[Instruction] Exactly as written, please set down all of the entries again, with no pictures.

[Provided data]
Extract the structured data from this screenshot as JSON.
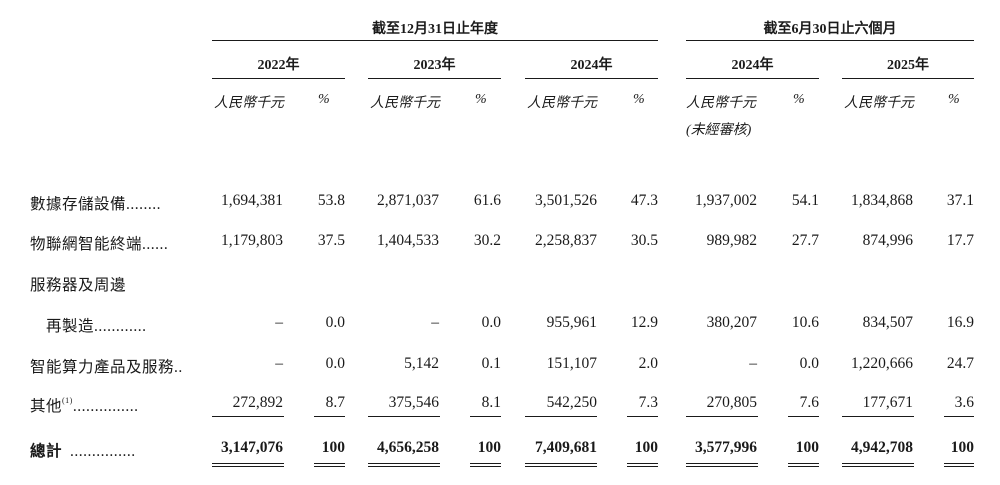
{
  "header": {
    "group1": "截至12月31日止年度",
    "group2": "截至6月30日止六個月",
    "years": [
      "2022年",
      "2023年",
      "2024年",
      "2024年",
      "2025年"
    ],
    "unit_amount": "人民幣千元",
    "unit_pct": "%",
    "unaudited": "(未經審核)"
  },
  "rows": [
    {
      "label": "數據存儲設備",
      "dots": "........",
      "values": [
        "1,694,381",
        "53.8",
        "2,871,037",
        "61.6",
        "3,501,526",
        "47.3",
        "1,937,002",
        "54.1",
        "1,834,868",
        "37.1"
      ]
    },
    {
      "label": "物聯網智能終端",
      "dots": "......",
      "values": [
        "1,179,803",
        "37.5",
        "1,404,533",
        "30.2",
        "2,258,837",
        "30.5",
        "989,982",
        "27.7",
        "874,996",
        "17.7"
      ]
    },
    {
      "label": "服務器及周邊",
      "label2": "再製造",
      "dots": "............",
      "values": [
        "–",
        "0.0",
        "–",
        "0.0",
        "955,961",
        "12.9",
        "380,207",
        "10.6",
        "834,507",
        "16.9"
      ]
    },
    {
      "label": "智能算力產品及服務",
      "dots": "..",
      "values": [
        "–",
        "0.0",
        "5,142",
        "0.1",
        "151,107",
        "2.0",
        "–",
        "0.0",
        "1,220,666",
        "24.7"
      ]
    },
    {
      "label": "其他",
      "note": "(1)",
      "dots": "...............",
      "values": [
        "272,892",
        "8.7",
        "375,546",
        "8.1",
        "542,250",
        "7.3",
        "270,805",
        "7.6",
        "177,671",
        "3.6"
      ]
    }
  ],
  "total": {
    "label": "總計",
    "dots": "...............",
    "values": [
      "3,147,076",
      "100",
      "4,656,258",
      "100",
      "7,409,681",
      "100",
      "3,577,996",
      "100",
      "4,942,708",
      "100"
    ]
  }
}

[Result]
Extract the structured data from this screenshot as JSON.
{
  "header": {
    "group1": "截至12月31日止年度",
    "group2": "截至6月30日止六個月",
    "years": [
      "2022年",
      "2023年",
      "2024年",
      "2024年",
      "2025年"
    ],
    "unit_amount": "人民幣千元",
    "unit_pct": "%",
    "unaudited": "(未經審核)"
  },
  "rows": [
    {
      "label": "數據存儲設備",
      "dots": "........",
      "values": [
        "1,694,381",
        "53.8",
        "2,871,037",
        "61.6",
        "3,501,526",
        "47.3",
        "1,937,002",
        "54.1",
        "1,834,868",
        "37.1"
      ]
    },
    {
      "label": "物聯網智能終端",
      "dots": "......",
      "values": [
        "1,179,803",
        "37.5",
        "1,404,533",
        "30.2",
        "2,258,837",
        "30.5",
        "989,982",
        "27.7",
        "874,996",
        "17.7"
      ]
    },
    {
      "label": "服務器及周邊",
      "label2": "再製造",
      "dots": "............",
      "values": [
        "–",
        "0.0",
        "–",
        "0.0",
        "955,961",
        "12.9",
        "380,207",
        "10.6",
        "834,507",
        "16.9"
      ]
    },
    {
      "label": "智能算力產品及服務",
      "dots": "..",
      "values": [
        "–",
        "0.0",
        "5,142",
        "0.1",
        "151,107",
        "2.0",
        "–",
        "0.0",
        "1,220,666",
        "24.7"
      ]
    },
    {
      "label": "其他",
      "note": "(1)",
      "dots": "...............",
      "values": [
        "272,892",
        "8.7",
        "375,546",
        "8.1",
        "542,250",
        "7.3",
        "270,805",
        "7.6",
        "177,671",
        "3.6"
      ]
    }
  ],
  "total": {
    "label": "總計",
    "dots": "...............",
    "values": [
      "3,147,076",
      "100",
      "4,656,258",
      "100",
      "7,409,681",
      "100",
      "3,577,996",
      "100",
      "4,942,708",
      "100"
    ]
  }
}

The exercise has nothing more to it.